▸ **DIRECTIVE**
Restate the records that follow word for word; no pictures should appear.

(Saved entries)
## START
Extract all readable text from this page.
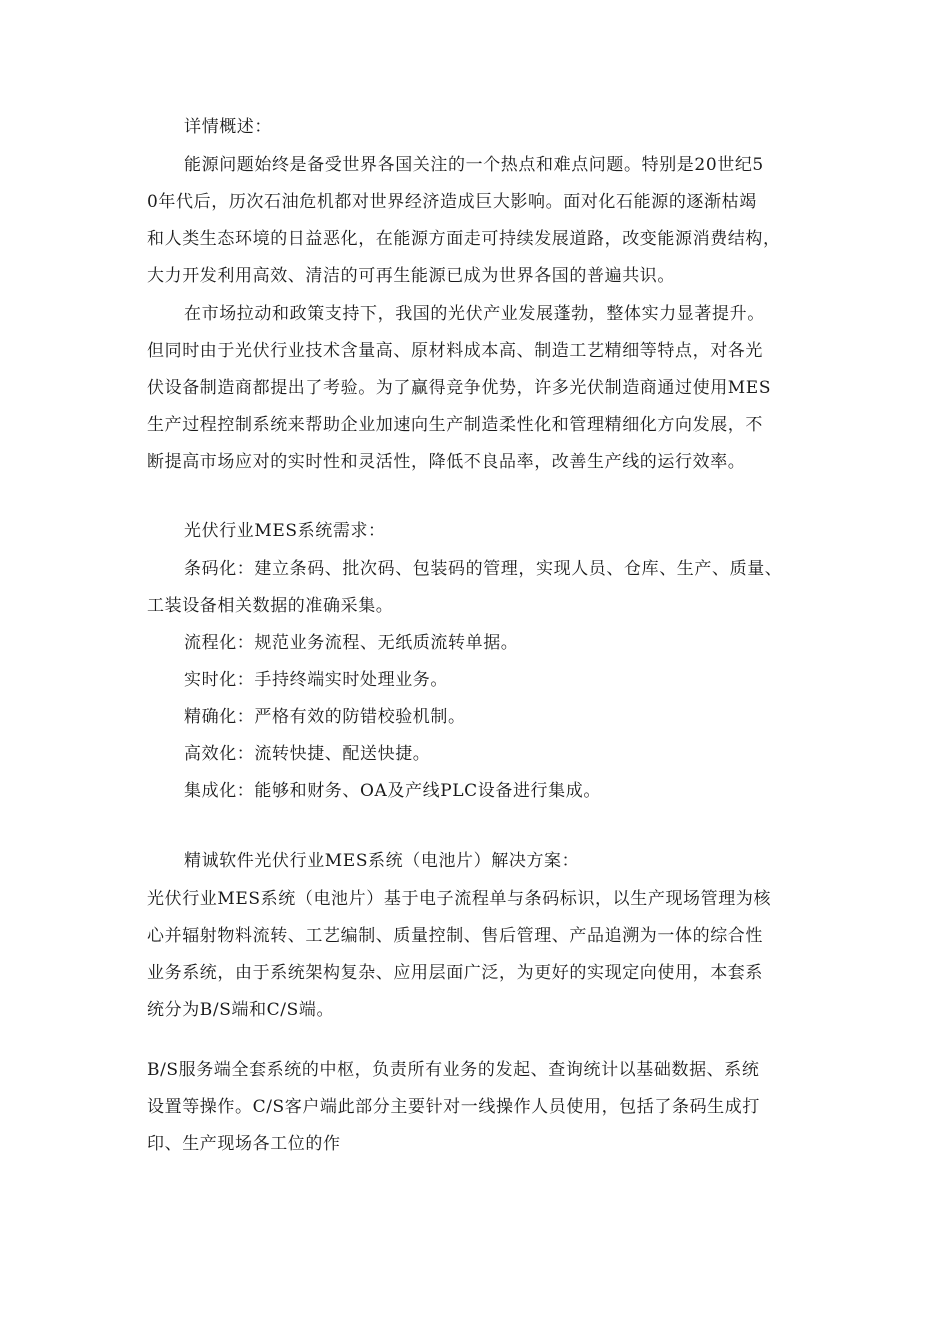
详情概述：
能源问题始终是备受世界各国关注的一个热点和难点问题。特别是20世纪5
0年代后，历次石油危机都对世界经济造成巨大影响。面对化石能源的逐渐枯竭
和人类生态环境的日益恶化，在能源方面走可持续发展道路，改变能源消费结构，
大力开发利用高效、清洁的可再生能源已成为世界各国的普遍共识。
在市场拉动和政策支持下，我国的光伏产业发展蓬勃，整体实力显著提升。
但同时由于光伏行业技术含量高、原材料成本高、制造工艺精细等特点，对各光
伏设备制造商都提出了考验。为了赢得竞争优势，许多光伏制造商通过使用MES
生产过程控制系统来帮助企业加速向生产制造柔性化和管理精细化方向发展，不
断提高市场应对的实时性和灵活性，降低不良品率，改善生产线的运行效率。
光伏行业MES系统需求：
条码化：建立条码、批次码、包装码的管理，实现人员、仓库、生产、质量、
工装设备相关数据的准确采集。
流程化：规范业务流程、无纸质流转单据。
实时化：手持终端实时处理业务。
精确化：严格有效的防错校验机制。
高效化：流转快捷、配送快捷。
集成化：能够和财务、OA及产线PLC设备进行集成。
精诚软件光伏行业MES系统（电池片）解决方案：
光伏行业MES系统（电池片）基于电子流程单与条码标识，以生产现场管理为核
心并辐射物料流转、工艺编制、质量控制、售后管理、产品追溯为一体的综合性
业务系统，由于系统架构复杂、应用层面广泛，为更好的实现定向使用，本套系
统分为B/S端和C/S端。
B/S服务端全套系统的中枢，负责所有业务的发起、查询统计以基础数据、系统
设置等操作。C/S客户端此部分主要针对一线操作人员使用，包括了条码生成打
印、生产现场各工位的作
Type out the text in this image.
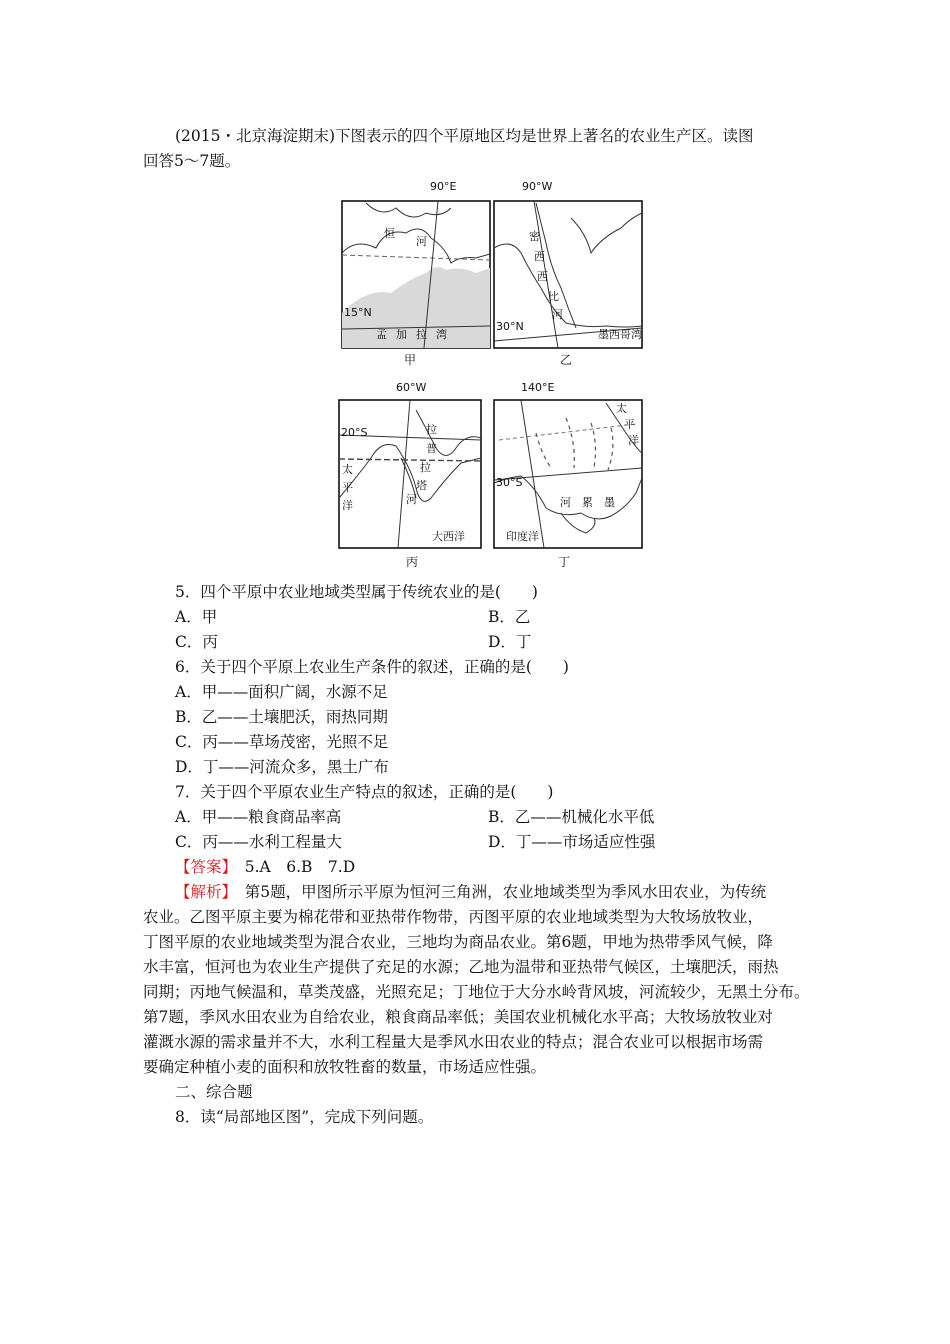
(2015・北京海淀期末)下图表示的四个平原地区均是世界上著名的农业生产区。读图
回答5～7题。
90°E
恒
河
15°N
孟 加 拉 湾
甲
90°W
密
西
西
比
河
30°N
墨西哥湾
乙
60°W
20°S	拉
普
拉
塔
河
太
平
洋
大西洋
丙
140°E
太
平
洋
30°S
河	墨
累
印度洋
丁
5．四个平原中农业地域类型属于传统农业的是(　　)
A．甲	B．乙
C．丙	D．丁
6．关于四个平原上农业生产条件的叙述，正确的是(　　)
A．甲——面积广阔，水源不足
B．乙——土壤肥沃，雨热同期
C．丙——草场茂密，光照不足
D．丁——河流众多，黑土广布
7．关于四个平原农业生产特点的叙述，正确的是(　　)
A．甲——粮食商品率高	B．乙——机械化水平低
C．丙——水利工程量大	D．丁——市场适应性强
【答案】　5.A　6.B　7.D
【解析】　第5题，甲图所示平原为恒河三角洲，农业地域类型为季风水田农业，为传统
农业。乙图平原主要为棉花带和亚热带作物带，丙图平原的农业地域类型为大牧场放牧业，
丁图平原的农业地域类型为混合农业，三地均为商品农业。第6题，甲地为热带季风气候，降
水丰富，恒河也为农业生产提供了充足的水源；乙地为温带和亚热带气候区，土壤肥沃，雨热
同期；丙地气候温和，草类茂盛，光照充足；丁地位于大分水岭背风坡，河流较少，无黑土分布。
第7题，季风水田农业为自给农业，粮食商品率低；美国农业机械化水平高；大牧场放牧业对
灌溉水源的需求量并不大，水利工程量大是季风水田农业的特点；混合农业可以根据市场需
要确定种植小麦的面积和放牧牲畜的数量，市场适应性强。
二、综合题
8．读“局部地区图”，完成下列问题。
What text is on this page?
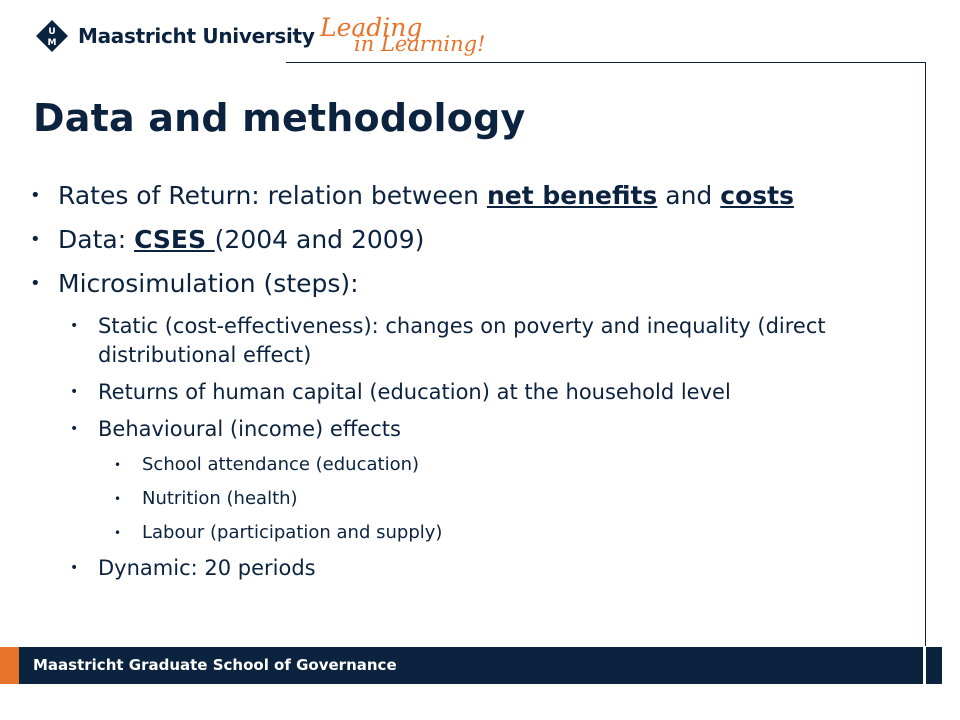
U
M Maastricht University Leading
in Learning!
Data and methodology

• Rates of Return: relation between net benefits and costs

• Data: CSES (2004 and 2009)

• Microsimulation (steps):

• Static (cost-effectiveness): changes on poverty and inequality (direct distributional effect)

• Returns of human capital (education) at the household level

• Behavioural (income) effects

• School attendance (education)

• Nutrition (health)

• Labour (participation and supply)

• Dynamic: 20 periods

Maastricht Graduate School of Governance
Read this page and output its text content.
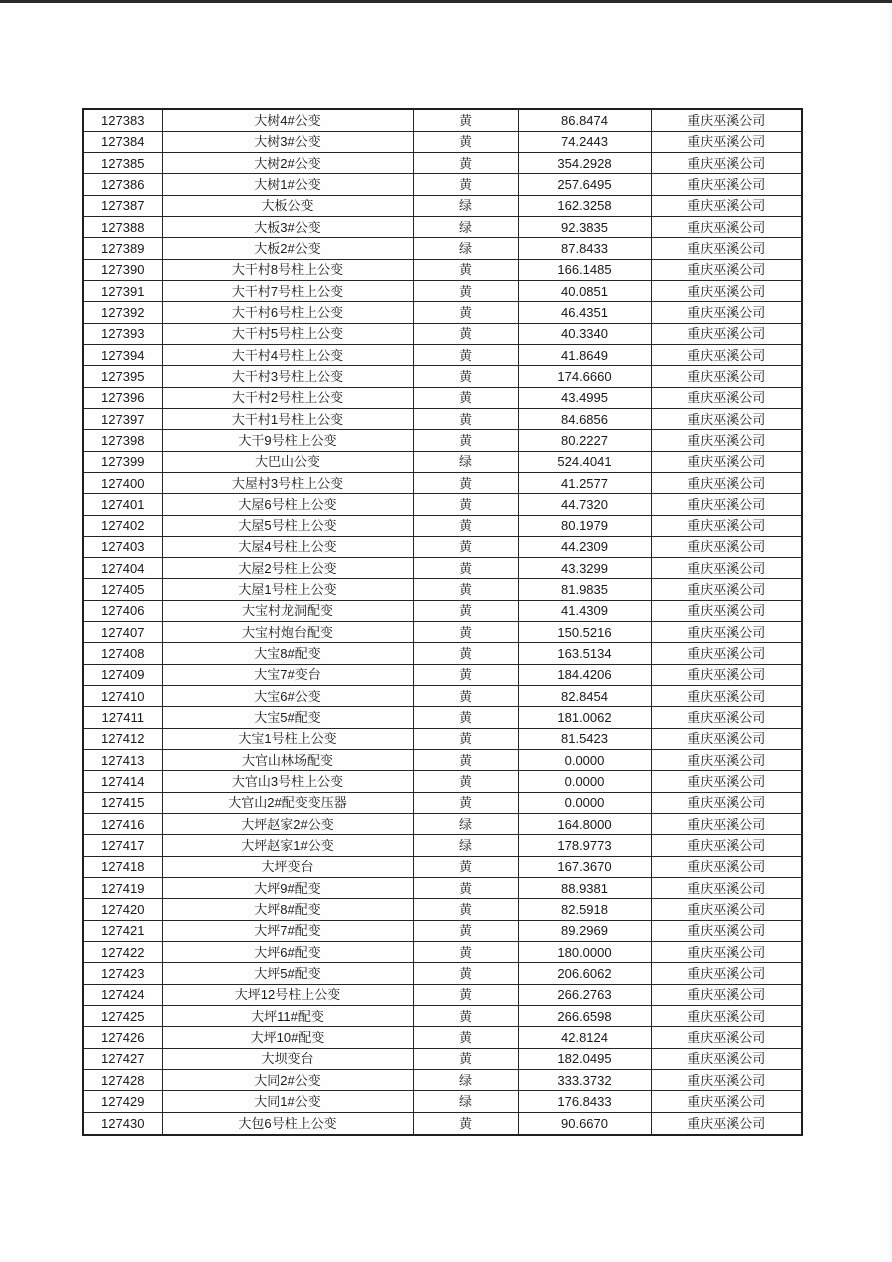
127383	大树4#公变	黄	86.8474	重庆巫溪公司
127384	大树3#公变	黄	74.2443	重庆巫溪公司
127385	大树2#公变	黄	354.2928	重庆巫溪公司
127386	大树1#公变	黄	257.6495	重庆巫溪公司
127387	大板公变	绿	162.3258	重庆巫溪公司
127388	大板3#公变	绿	92.3835	重庆巫溪公司
127389	大板2#公变	绿	87.8433	重庆巫溪公司
127390	大干村8号柱上公变	黄	166.1485	重庆巫溪公司
127391	大干村7号柱上公变	黄	40.0851	重庆巫溪公司
127392	大干村6号柱上公变	黄	46.4351	重庆巫溪公司
127393	大干村5号柱上公变	黄	40.3340	重庆巫溪公司
127394	大干村4号柱上公变	黄	41.8649	重庆巫溪公司
127395	大干村3号柱上公变	黄	174.6660	重庆巫溪公司
127396	大干村2号柱上公变	黄	43.4995	重庆巫溪公司
127397	大干村1号柱上公变	黄	84.6856	重庆巫溪公司
127398	大干9号柱上公变	黄	80.2227	重庆巫溪公司
127399	大巴山公变	绿	524.4041	重庆巫溪公司
127400	大屋村3号柱上公变	黄	41.2577	重庆巫溪公司
127401	大屋6号柱上公变	黄	44.7320	重庆巫溪公司
127402	大屋5号柱上公变	黄	80.1979	重庆巫溪公司
127403	大屋4号柱上公变	黄	44.2309	重庆巫溪公司
127404	大屋2号柱上公变	黄	43.3299	重庆巫溪公司
127405	大屋1号柱上公变	黄	81.9835	重庆巫溪公司
127406	大宝村龙洞配变	黄	41.4309	重庆巫溪公司
127407	大宝村炮台配变	黄	150.5216	重庆巫溪公司
127408	大宝8#配变	黄	163.5134	重庆巫溪公司
127409	大宝7#变台	黄	184.4206	重庆巫溪公司
127410	大宝6#公变	黄	82.8454	重庆巫溪公司
127411	大宝5#配变	黄	181.0062	重庆巫溪公司
127412	大宝1号柱上公变	黄	81.5423	重庆巫溪公司
127413	大官山林场配变	黄	0.0000	重庆巫溪公司
127414	大官山3号柱上公变	黄	0.0000	重庆巫溪公司
127415	大官山2#配变变压器	黄	0.0000	重庆巫溪公司
127416	大坪赵家2#公变	绿	164.8000	重庆巫溪公司
127417	大坪赵家1#公变	绿	178.9773	重庆巫溪公司
127418	大坪变台	黄	167.3670	重庆巫溪公司
127419	大坪9#配变	黄	88.9381	重庆巫溪公司
127420	大坪8#配变	黄	82.5918	重庆巫溪公司
127421	大坪7#配变	黄	89.2969	重庆巫溪公司
127422	大坪6#配变	黄	180.0000	重庆巫溪公司
127423	大坪5#配变	黄	206.6062	重庆巫溪公司
127424	大坪12号柱上公变	黄	266.2763	重庆巫溪公司
127425	大坪11#配变	黄	266.6598	重庆巫溪公司
127426	大坪10#配变	黄	42.8124	重庆巫溪公司
127427	大坝变台	黄	182.0495	重庆巫溪公司
127428	大同2#公变	绿	333.3732	重庆巫溪公司
127429	大同1#公变	绿	176.8433	重庆巫溪公司
127430	大包6号柱上公变	黄	90.6670	重庆巫溪公司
## END
▸ **COMPLETE OUTPUT**
Extract all readable text from this page.
详情概述：
能源问题始终是备受世界各国关注的一个热点和难点问题。特别是20世纪5
0年代后，历次石油危机都对世界经济造成巨大影响。面对化石能源的逐渐枯竭
和人类生态环境的日益恶化，在能源方面走可持续发展道路，改变能源消费结构，
大力开发利用高效、清洁的可再生能源已成为世界各国的普遍共识。
在市场拉动和政策支持下，我国的光伏产业发展蓬勃，整体实力显著提升。
但同时由于光伏行业技术含量高、原材料成本高、制造工艺精细等特点，对各光
伏设备制造商都提出了考验。为了赢得竞争优势，许多光伏制造商通过使用MES
生产过程控制系统来帮助企业加速向生产制造柔性化和管理精细化方向发展，不
断提高市场应对的实时性和灵活性，降低不良品率，改善生产线的运行效率。
光伏行业MES系统需求：
条码化：建立条码、批次码、包装码的管理，实现人员、仓库、生产、质量、
工装设备相关数据的准确采集。
流程化：规范业务流程、无纸质流转单据。
实时化：手持终端实时处理业务。
精确化：严格有效的防错校验机制。
高效化：流转快捷、配送快捷。
集成化：能够和财务、OA及产线PLC设备进行集成。
精诚软件光伏行业MES系统（电池片）解决方案：
光伏行业MES系统（电池片）基于电子流程单与条码标识，以生产现场管理为核
心并辐射物料流转、工艺编制、质量控制、售后管理、产品追溯为一体的综合性
业务系统，由于系统架构复杂、应用层面广泛，为更好的实现定向使用，本套系
统分为B/S端和C/S端。
B/S服务端全套系统的中枢，负责所有业务的发起、查询统计以基础数据、系统
设置等操作。C/S客户端此部分主要针对一线操作人员使用，包括了条码生成打
印、生产现场各工位的作
Type out the text in this image.
(2015・北京海淀期末)下图表示的四个平原地区均是世界上著名的农业生产区。读图
回答5～7题。
90°E
恒
河
15°N
孟 加 拉 湾
甲
90°W
密
西
西
比
河
30°N
墨西哥湾
乙
60°W
20°S	拉
普
拉
塔
河
太
平
洋
大西洋
丙
140°E
太
平
洋
30°S
河	墨
累
印度洋
丁
5．四个平原中农业地域类型属于传统农业的是(　　)
A．甲	B．乙
C．丙	D．丁
6．关于四个平原上农业生产条件的叙述，正确的是(　　)
A．甲——面积广阔，水源不足
B．乙——土壤肥沃，雨热同期
C．丙——草场茂密，光照不足
D．丁——河流众多，黑土广布
7．关于四个平原农业生产特点的叙述，正确的是(　　)
A．甲——粮食商品率高	B．乙——机械化水平低
C．丙——水利工程量大	D．丁——市场适应性强
【答案】　5.A　6.B　7.D
【解析】　第5题，甲图所示平原为恒河三角洲，农业地域类型为季风水田农业，为传统
农业。乙图平原主要为棉花带和亚热带作物带，丙图平原的农业地域类型为大牧场放牧业，
丁图平原的农业地域类型为混合农业，三地均为商品农业。第6题，甲地为热带季风气候，降
水丰富，恒河也为农业生产提供了充足的水源；乙地为温带和亚热带气候区，土壤肥沃，雨热
同期；丙地气候温和，草类茂盛，光照充足；丁地位于大分水岭背风坡，河流较少，无黑土分布。
第7题，季风水田农业为自给农业，粮食商品率低；美国农业机械化水平高；大牧场放牧业对
灌溉水源的需求量并不大，水利工程量大是季风水田农业的特点；混合农业可以根据市场需
要确定种植小麦的面积和放牧牲畜的数量，市场适应性强。
二、综合题
8．读“局部地区图”，完成下列问题。
What text is on this page?
U
M Maastricht University Leading
in Learning!
Data and methodology

• Rates of Return: relation between net benefits and costs

• Data: CSES (2004 and 2009)

• Microsimulation (steps):

• Static (cost-effectiveness): changes on poverty and inequality (direct distributional effect)

• Returns of human capital (education) at the household level

• Behavioural (income) effects

• School attendance (education)

• Nutrition (health)

• Labour (participation and supply)

• Dynamic: 20 periods

Maastricht Graduate School of Governance
Read this page and output its text content.
127383	大树4#公变	黄	86.8474	重庆巫溪公司
127384	大树3#公变	黄	74.2443	重庆巫溪公司
127385	大树2#公变	黄	354.2928	重庆巫溪公司
127386	大树1#公变	黄	257.6495	重庆巫溪公司
127387	大板公变	绿	162.3258	重庆巫溪公司
127388	大板3#公变	绿	92.3835	重庆巫溪公司
127389	大板2#公变	绿	87.8433	重庆巫溪公司
127390	大干村8号柱上公变	黄	166.1485	重庆巫溪公司
127391	大干村7号柱上公变	黄	40.0851	重庆巫溪公司
127392	大干村6号柱上公变	黄	46.4351	重庆巫溪公司
127393	大干村5号柱上公变	黄	40.3340	重庆巫溪公司
127394	大干村4号柱上公变	黄	41.8649	重庆巫溪公司
127395	大干村3号柱上公变	黄	174.6660	重庆巫溪公司
127396	大干村2号柱上公变	黄	43.4995	重庆巫溪公司
127397	大干村1号柱上公变	黄	84.6856	重庆巫溪公司
127398	大干9号柱上公变	黄	80.2227	重庆巫溪公司
127399	大巴山公变	绿	524.4041	重庆巫溪公司
127400	大屋村3号柱上公变	黄	41.2577	重庆巫溪公司
127401	大屋6号柱上公变	黄	44.7320	重庆巫溪公司
127402	大屋5号柱上公变	黄	80.1979	重庆巫溪公司
127403	大屋4号柱上公变	黄	44.2309	重庆巫溪公司
127404	大屋2号柱上公变	黄	43.3299	重庆巫溪公司
127405	大屋1号柱上公变	黄	81.9835	重庆巫溪公司
127406	大宝村龙洞配变	黄	41.4309	重庆巫溪公司
127407	大宝村炮台配变	黄	150.5216	重庆巫溪公司
127408	大宝8#配变	黄	163.5134	重庆巫溪公司
127409	大宝7#变台	黄	184.4206	重庆巫溪公司
127410	大宝6#公变	黄	82.8454	重庆巫溪公司
127411	大宝5#配变	黄	181.0062	重庆巫溪公司
127412	大宝1号柱上公变	黄	81.5423	重庆巫溪公司
127413	大官山林场配变	黄	0.0000	重庆巫溪公司
127414	大官山3号柱上公变	黄	0.0000	重庆巫溪公司
127415	大官山2#配变变压器	黄	0.0000	重庆巫溪公司
127416	大坪赵家2#公变	绿	164.8000	重庆巫溪公司
127417	大坪赵家1#公变	绿	178.9773	重庆巫溪公司
127418	大坪变台	黄	167.3670	重庆巫溪公司
127419	大坪9#配变	黄	88.9381	重庆巫溪公司
127420	大坪8#配变	黄	82.5918	重庆巫溪公司
127421	大坪7#配变	黄	89.2969	重庆巫溪公司
127422	大坪6#配变	黄	180.0000	重庆巫溪公司
127423	大坪5#配变	黄	206.6062	重庆巫溪公司
127424	大坪12号柱上公变	黄	266.2763	重庆巫溪公司
127425	大坪11#配变	黄	266.6598	重庆巫溪公司
127426	大坪10#配变	黄	42.8124	重庆巫溪公司
127427	大坝变台	黄	182.0495	重庆巫溪公司
127428	大同2#公变	绿	333.3732	重庆巫溪公司
127429	大同1#公变	绿	176.8433	重庆巫溪公司
127430	大包6号柱上公变	黄	90.6670	重庆巫溪公司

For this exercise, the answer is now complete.